**Requirement**
Using the entries that follow, collect the lines where the word "JSON" appears.

________________________

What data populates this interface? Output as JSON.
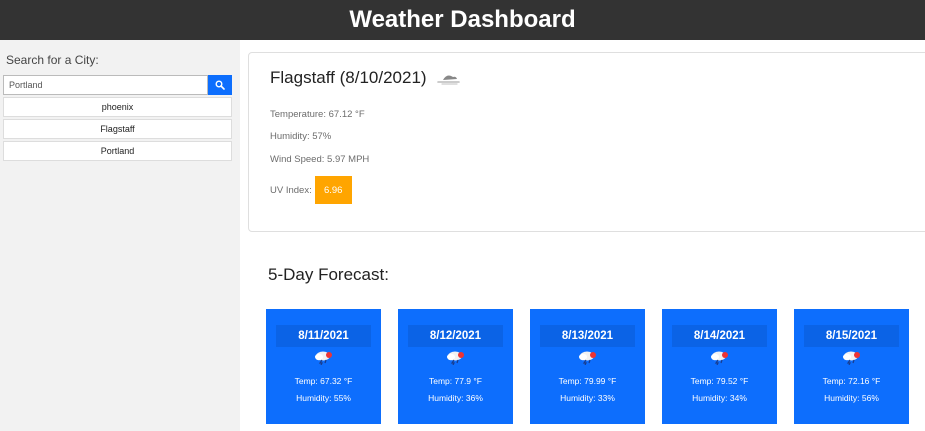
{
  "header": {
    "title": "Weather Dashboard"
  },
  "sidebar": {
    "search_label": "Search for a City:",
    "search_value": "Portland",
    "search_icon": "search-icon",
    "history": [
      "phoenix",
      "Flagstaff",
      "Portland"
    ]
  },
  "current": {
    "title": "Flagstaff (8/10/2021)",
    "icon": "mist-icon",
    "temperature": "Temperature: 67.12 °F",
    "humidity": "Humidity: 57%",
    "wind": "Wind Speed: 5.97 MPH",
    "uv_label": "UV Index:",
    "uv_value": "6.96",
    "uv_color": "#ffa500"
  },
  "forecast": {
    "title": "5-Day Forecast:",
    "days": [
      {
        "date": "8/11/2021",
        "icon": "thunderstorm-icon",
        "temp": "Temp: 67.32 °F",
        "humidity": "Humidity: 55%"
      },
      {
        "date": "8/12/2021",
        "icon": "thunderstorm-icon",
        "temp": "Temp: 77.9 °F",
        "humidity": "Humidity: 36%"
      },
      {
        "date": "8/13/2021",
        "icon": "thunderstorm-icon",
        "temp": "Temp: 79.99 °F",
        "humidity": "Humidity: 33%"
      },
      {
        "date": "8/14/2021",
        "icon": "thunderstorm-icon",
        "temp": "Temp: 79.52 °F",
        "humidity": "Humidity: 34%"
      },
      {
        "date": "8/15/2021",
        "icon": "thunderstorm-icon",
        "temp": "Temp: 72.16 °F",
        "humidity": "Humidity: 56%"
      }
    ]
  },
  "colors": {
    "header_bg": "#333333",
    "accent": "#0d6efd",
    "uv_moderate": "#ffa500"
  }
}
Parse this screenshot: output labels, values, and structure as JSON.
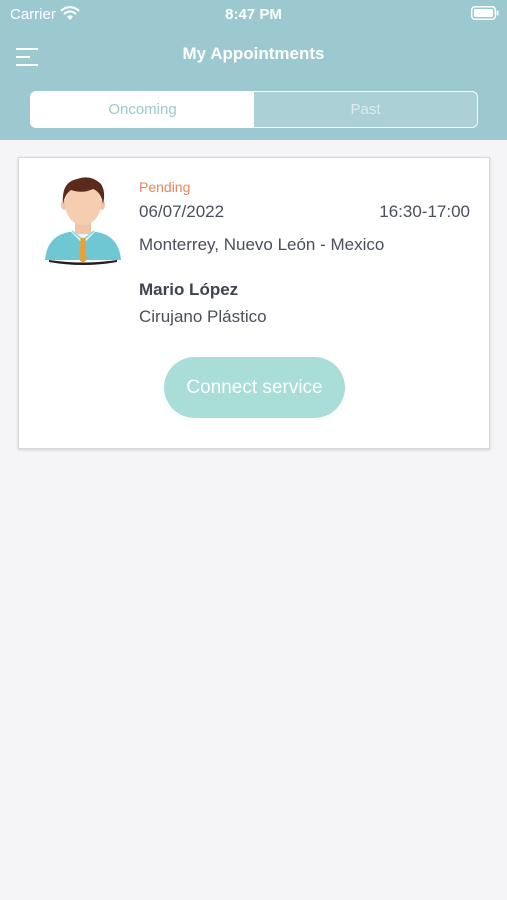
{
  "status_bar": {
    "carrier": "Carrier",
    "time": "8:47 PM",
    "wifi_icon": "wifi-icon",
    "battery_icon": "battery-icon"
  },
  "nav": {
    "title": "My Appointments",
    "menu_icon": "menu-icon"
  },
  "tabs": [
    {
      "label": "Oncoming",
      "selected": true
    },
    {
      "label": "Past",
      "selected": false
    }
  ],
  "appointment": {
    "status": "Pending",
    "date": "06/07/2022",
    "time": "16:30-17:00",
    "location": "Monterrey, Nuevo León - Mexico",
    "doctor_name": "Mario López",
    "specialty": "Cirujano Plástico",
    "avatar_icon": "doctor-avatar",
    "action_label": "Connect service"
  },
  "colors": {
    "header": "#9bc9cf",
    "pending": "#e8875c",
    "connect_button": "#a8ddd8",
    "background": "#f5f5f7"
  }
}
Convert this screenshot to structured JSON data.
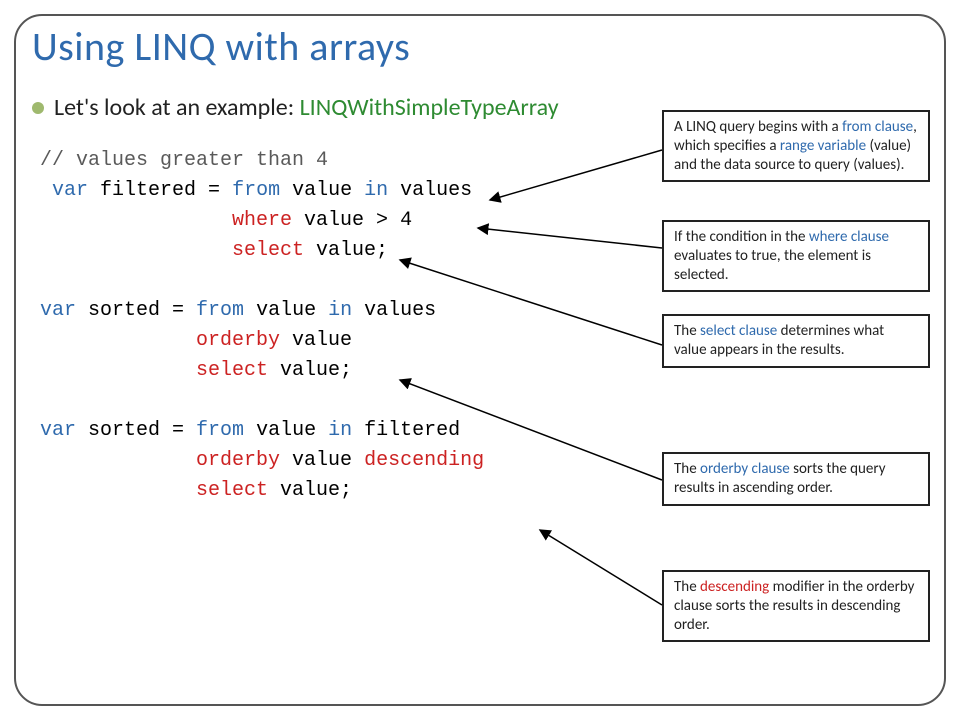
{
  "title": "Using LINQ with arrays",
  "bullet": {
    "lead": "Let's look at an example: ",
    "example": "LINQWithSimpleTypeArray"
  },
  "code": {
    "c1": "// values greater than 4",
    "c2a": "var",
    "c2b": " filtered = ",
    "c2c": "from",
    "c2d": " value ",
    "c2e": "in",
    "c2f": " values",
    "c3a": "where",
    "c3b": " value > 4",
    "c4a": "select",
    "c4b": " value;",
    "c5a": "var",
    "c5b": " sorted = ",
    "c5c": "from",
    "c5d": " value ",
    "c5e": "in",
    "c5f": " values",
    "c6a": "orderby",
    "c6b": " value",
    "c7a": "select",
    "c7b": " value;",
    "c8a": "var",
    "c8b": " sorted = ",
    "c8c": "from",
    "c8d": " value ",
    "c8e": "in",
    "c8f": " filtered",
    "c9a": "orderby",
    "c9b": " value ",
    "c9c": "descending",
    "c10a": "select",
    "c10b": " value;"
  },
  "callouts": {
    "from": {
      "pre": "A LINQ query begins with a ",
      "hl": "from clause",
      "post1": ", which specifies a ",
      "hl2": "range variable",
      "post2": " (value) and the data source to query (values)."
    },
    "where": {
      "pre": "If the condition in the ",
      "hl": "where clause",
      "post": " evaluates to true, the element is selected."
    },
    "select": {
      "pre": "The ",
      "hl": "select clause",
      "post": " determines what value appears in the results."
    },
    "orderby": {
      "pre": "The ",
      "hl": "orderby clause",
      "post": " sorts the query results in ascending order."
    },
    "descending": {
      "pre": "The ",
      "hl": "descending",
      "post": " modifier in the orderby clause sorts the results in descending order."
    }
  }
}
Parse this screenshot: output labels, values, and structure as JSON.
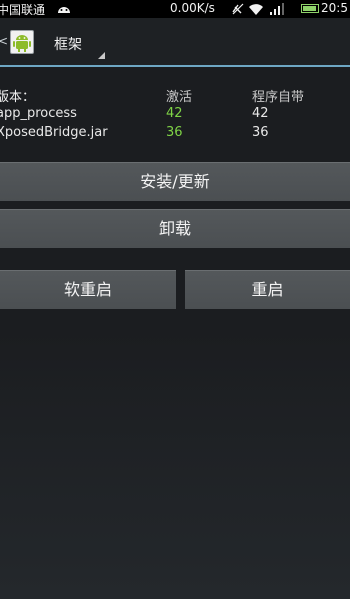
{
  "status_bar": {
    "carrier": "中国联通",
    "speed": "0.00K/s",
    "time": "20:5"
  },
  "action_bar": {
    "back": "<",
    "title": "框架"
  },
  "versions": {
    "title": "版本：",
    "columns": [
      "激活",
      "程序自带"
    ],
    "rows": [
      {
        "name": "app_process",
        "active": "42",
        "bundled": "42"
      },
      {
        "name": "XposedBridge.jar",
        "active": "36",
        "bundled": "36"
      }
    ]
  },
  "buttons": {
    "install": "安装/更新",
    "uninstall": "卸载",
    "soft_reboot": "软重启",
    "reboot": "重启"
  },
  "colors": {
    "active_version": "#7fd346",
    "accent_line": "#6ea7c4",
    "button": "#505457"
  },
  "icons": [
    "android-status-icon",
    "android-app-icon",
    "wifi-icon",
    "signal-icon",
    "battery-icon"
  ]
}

________________________

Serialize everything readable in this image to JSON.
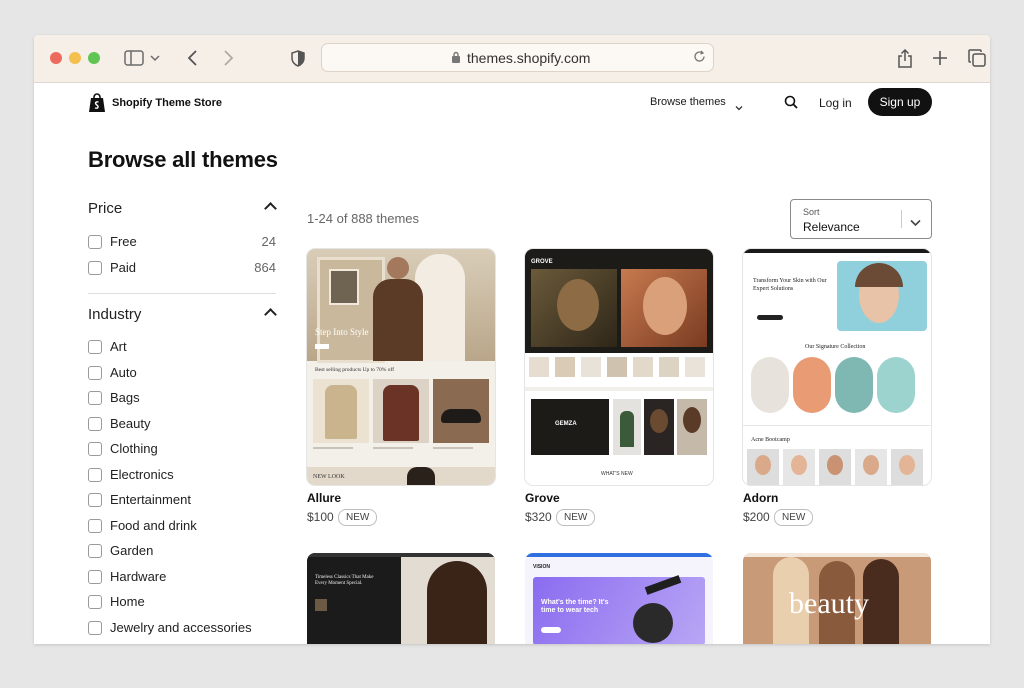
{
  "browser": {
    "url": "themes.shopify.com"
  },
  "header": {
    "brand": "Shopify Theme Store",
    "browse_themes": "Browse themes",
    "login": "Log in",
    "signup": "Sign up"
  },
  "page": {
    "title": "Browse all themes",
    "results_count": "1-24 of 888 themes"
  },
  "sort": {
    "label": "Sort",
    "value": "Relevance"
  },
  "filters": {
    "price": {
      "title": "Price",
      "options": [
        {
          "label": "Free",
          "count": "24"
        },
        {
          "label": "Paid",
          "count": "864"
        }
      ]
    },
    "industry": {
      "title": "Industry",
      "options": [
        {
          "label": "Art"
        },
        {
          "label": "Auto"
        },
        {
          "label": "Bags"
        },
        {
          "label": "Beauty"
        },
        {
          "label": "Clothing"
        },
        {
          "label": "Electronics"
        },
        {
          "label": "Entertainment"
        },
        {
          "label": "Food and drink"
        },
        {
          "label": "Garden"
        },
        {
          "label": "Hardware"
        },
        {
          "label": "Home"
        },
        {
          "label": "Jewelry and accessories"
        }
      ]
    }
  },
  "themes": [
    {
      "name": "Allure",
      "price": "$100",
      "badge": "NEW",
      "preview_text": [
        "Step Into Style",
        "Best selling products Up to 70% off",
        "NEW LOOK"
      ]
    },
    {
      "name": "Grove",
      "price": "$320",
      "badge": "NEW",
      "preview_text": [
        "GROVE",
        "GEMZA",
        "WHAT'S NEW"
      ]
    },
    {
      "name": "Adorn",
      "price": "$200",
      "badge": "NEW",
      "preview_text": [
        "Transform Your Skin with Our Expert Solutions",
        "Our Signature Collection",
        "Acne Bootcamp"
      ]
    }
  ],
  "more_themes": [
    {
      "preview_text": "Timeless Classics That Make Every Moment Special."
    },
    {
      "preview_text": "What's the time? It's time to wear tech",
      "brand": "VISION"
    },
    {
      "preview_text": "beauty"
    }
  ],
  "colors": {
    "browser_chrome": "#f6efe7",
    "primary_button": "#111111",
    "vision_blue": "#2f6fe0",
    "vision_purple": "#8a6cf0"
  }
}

________________________

**Problem solution**
What data populates this interface? Output as JSON.
Parse this screenshot: output labels, values, and structure as JSON.
Convert this screenshot to structured JSON data.
Parse this screenshot: output labels, values, and structure as JSON.
Serialize everything readable in this image to JSON.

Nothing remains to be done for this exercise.